_STATED PROBLEM_
Copy out all lines that hold "SPORTS".

_SUPPLIED DATA_
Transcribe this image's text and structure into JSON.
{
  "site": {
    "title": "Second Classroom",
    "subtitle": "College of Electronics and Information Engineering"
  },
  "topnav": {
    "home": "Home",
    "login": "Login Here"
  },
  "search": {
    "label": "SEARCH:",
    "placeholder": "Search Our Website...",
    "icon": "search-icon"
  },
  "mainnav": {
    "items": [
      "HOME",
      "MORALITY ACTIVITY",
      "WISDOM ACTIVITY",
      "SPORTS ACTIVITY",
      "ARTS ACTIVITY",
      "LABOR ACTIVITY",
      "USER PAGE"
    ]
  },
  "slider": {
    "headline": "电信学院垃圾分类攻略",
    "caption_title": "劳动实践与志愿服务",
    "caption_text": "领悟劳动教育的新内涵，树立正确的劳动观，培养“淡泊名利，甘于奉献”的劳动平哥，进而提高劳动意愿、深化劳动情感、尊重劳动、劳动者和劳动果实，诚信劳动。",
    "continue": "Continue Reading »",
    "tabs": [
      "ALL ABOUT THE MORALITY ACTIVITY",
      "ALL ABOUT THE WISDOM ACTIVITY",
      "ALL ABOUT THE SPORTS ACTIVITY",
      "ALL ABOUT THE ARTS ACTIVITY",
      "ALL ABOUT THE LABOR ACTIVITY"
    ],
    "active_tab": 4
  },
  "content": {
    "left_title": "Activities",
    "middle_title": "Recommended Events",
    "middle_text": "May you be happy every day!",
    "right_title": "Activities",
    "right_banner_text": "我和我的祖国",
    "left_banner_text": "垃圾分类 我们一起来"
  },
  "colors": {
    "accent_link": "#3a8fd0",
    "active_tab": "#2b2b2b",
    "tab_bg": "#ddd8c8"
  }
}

_EXERCISE RESPONSE_
      "SPORTS ACTIVITY",
      "ALL ABOUT THE SPORTS ACTIVITY",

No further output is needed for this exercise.